Objective:
Make an exact copy of the records, dropping all pictures.

--- begin ---

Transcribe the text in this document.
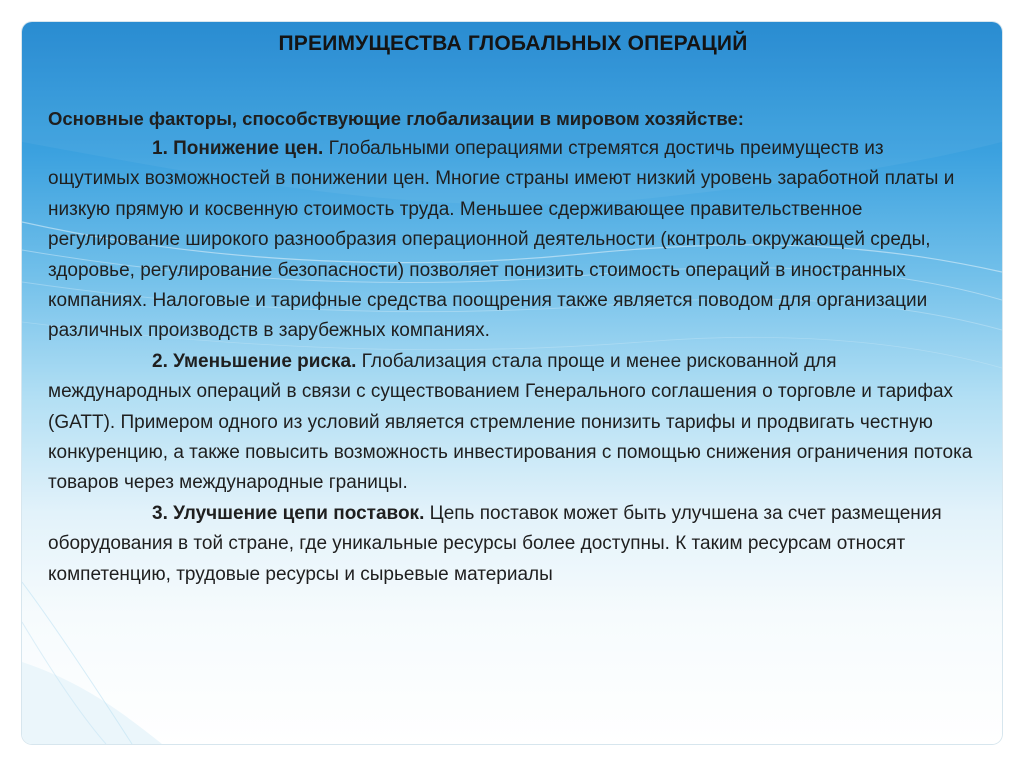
ПРЕИМУЩЕСТВА ГЛОБАЛЬНЫХ ОПЕРАЦИЙ
Основные факторы, способствующие глобализации в мировом хозяйстве:

1. Понижение цен. Глобальными операциями стремятся достичь преимуществ из ощутимых возможностей в понижении цен. Многие страны имеют низкий уровень заработной платы и низкую прямую и косвенную стоимость труда. Меньшее сдерживающее правительственное регулирование широкого разнообразия операционной деятельности (контроль окружающей среды, здоровье, регулирование безопасности) позволяет понизить стоимость операций в иностранных компаниях. Налоговые и тарифные средства поощрения также является поводом для организации различных производств в зарубежных компаниях.

2. Уменьшение риска. Глобализация стала проще и менее рискованной для международных операций в связи с существованием Генерального соглашения о торговле и тарифах (GATT). Примером одного из условий является стремление понизить тарифы и продвигать честную конкуренцию, а также повысить возможность инвестирования с помощью снижения ограничения потока товаров через международные границы.

3. Улучшение цепи поставок. Цепь поставок может быть улучшена за счет размещения оборудования в той стране, где уникальные ресурсы более доступны. К таким ресурсам относят компетенцию, трудовые ресурсы и сырьевые материалы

--- end ---

Answer for this exercise:
Transcribe the text in this document.
ПРЕИМУЩЕСТВА ГЛОБАЛЬНЫХ ОПЕРАЦИЙ
Основные факторы, способствующие глобализации в мировом хозяйстве:

1. Понижение цен. Глобальными операциями стремятся достичь преимуществ из ощутимых возможностей в понижении цен. Многие страны имеют низкий уровень заработной платы и низкую прямую и косвенную стоимость труда. Меньшее сдерживающее правительственное регулирование широкого разнообразия операционной деятельности (контроль окружающей среды, здоровье, регулирование безопасности) позволяет понизить стоимость операций в иностранных компаниях. Налоговые и тарифные средства поощрения также является поводом для организации различных производств в зарубежных компаниях.

2. Уменьшение риска. Глобализация стала проще и менее рискованной для международных операций в связи с существованием Генерального соглашения о торговле и тарифах (GATT). Примером одного из условий является стремление понизить тарифы и продвигать честную конкуренцию, а также повысить возможность инвестирования с помощью снижения ограничения потока товаров через международные границы.

3. Улучшение цепи поставок. Цепь поставок может быть улучшена за счет размещения оборудования в той стране, где уникальные ресурсы более доступны. К таким ресурсам относят компетенцию, трудовые ресурсы и сырьевые материалы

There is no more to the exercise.